Show, in full, each line of the data that contains "xlabel".

━━━━━ Working data

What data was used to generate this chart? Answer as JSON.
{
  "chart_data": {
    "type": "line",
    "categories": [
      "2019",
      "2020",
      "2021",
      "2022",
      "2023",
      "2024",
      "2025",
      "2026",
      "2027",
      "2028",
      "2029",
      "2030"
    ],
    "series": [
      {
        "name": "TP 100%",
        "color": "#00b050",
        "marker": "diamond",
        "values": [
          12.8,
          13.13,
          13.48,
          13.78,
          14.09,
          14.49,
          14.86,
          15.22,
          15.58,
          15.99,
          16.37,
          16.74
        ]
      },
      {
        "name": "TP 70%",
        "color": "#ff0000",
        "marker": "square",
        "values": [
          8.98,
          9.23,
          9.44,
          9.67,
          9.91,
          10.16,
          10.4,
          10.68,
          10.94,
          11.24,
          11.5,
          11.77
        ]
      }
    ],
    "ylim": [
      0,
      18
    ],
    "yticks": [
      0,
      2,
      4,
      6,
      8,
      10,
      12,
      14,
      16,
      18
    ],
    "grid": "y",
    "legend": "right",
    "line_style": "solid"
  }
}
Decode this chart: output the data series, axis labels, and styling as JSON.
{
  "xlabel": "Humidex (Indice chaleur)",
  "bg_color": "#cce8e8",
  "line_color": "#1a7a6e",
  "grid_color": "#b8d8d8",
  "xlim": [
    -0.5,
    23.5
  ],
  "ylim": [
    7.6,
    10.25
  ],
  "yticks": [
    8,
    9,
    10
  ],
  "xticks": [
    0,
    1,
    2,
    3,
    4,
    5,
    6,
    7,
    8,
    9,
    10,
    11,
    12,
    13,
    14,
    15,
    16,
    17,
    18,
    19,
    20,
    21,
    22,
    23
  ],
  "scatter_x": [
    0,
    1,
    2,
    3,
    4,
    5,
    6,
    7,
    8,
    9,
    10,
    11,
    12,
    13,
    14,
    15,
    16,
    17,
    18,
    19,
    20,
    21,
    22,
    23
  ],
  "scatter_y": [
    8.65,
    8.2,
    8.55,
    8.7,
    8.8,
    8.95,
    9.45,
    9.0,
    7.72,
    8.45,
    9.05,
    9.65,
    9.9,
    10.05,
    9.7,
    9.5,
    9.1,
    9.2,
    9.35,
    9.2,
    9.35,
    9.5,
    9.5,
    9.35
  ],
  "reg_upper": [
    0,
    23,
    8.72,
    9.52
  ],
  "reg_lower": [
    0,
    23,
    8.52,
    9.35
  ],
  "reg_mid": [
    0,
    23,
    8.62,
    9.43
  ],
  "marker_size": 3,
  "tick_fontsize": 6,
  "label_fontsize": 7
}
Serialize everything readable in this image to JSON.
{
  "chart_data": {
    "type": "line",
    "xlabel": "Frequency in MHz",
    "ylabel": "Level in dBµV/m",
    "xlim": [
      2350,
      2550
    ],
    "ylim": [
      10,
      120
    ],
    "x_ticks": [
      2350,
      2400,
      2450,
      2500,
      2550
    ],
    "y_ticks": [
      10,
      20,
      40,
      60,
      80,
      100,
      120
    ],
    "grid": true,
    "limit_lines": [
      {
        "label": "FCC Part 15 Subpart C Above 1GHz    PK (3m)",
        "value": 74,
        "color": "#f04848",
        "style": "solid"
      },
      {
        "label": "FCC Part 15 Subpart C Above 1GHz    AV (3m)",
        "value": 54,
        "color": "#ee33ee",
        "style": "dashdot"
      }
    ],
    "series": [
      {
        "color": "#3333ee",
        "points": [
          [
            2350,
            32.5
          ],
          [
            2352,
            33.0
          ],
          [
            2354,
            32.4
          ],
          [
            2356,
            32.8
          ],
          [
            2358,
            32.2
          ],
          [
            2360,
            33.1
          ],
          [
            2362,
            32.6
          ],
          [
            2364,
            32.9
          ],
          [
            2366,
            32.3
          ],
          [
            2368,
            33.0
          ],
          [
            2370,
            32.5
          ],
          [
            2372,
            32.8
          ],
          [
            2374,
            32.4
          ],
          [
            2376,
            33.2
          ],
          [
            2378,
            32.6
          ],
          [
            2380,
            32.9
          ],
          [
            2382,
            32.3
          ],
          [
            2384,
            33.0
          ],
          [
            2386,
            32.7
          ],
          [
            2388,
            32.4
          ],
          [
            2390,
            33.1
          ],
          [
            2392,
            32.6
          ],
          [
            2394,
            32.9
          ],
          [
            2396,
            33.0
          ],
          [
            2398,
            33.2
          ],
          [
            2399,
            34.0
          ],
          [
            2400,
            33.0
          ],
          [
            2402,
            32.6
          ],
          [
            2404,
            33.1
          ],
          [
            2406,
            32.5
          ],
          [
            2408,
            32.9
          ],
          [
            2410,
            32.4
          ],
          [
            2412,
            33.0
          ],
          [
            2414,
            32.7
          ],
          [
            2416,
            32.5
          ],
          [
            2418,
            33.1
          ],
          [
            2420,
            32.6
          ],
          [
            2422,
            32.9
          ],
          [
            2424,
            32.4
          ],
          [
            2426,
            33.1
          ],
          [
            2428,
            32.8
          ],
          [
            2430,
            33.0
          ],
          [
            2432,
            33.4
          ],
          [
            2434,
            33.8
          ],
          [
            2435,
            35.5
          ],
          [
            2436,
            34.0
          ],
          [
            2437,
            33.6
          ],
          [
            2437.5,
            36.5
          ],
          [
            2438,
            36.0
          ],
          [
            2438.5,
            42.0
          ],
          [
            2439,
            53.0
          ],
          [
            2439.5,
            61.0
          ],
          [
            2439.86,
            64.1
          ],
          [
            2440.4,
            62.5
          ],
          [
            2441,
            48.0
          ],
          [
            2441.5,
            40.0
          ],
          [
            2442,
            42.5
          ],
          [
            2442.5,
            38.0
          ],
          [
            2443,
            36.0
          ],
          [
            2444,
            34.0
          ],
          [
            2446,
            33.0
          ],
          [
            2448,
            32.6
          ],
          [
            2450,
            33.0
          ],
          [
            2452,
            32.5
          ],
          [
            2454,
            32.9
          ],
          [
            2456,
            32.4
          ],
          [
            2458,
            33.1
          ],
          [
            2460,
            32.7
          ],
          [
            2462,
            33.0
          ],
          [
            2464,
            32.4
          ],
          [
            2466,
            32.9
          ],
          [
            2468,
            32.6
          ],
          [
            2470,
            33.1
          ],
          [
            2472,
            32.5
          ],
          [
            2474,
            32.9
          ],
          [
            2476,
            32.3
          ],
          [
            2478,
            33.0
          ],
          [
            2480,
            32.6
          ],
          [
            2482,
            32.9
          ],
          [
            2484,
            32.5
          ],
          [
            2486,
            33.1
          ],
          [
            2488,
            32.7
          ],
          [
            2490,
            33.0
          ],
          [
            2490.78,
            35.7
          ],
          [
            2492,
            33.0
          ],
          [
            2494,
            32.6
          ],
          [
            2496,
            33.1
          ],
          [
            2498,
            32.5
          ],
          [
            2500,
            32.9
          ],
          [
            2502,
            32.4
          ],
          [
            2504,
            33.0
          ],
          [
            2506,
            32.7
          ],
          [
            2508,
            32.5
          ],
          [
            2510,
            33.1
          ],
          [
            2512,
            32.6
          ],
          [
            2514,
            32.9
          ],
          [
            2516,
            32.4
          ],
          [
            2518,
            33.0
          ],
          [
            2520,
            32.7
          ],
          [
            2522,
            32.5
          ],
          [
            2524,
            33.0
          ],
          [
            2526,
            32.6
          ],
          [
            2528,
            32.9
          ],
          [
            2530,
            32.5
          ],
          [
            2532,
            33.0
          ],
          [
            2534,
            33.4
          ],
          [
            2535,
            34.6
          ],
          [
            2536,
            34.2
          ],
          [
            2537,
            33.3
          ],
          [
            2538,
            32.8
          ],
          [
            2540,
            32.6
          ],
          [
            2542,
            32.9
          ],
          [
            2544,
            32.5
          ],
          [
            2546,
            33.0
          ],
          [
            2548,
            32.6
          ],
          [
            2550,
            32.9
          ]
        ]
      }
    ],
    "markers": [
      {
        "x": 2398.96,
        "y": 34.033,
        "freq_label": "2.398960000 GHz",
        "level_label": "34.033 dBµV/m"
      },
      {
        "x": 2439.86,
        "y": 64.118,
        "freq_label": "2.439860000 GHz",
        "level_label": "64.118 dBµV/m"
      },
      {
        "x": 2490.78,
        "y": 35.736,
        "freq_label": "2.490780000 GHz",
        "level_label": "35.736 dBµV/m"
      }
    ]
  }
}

━━━━━━━━━━

→ **Answer to the task**
  "xlabel": "Humidex (Indice chaleur)",
    "xlabel": "Frequency in MHz",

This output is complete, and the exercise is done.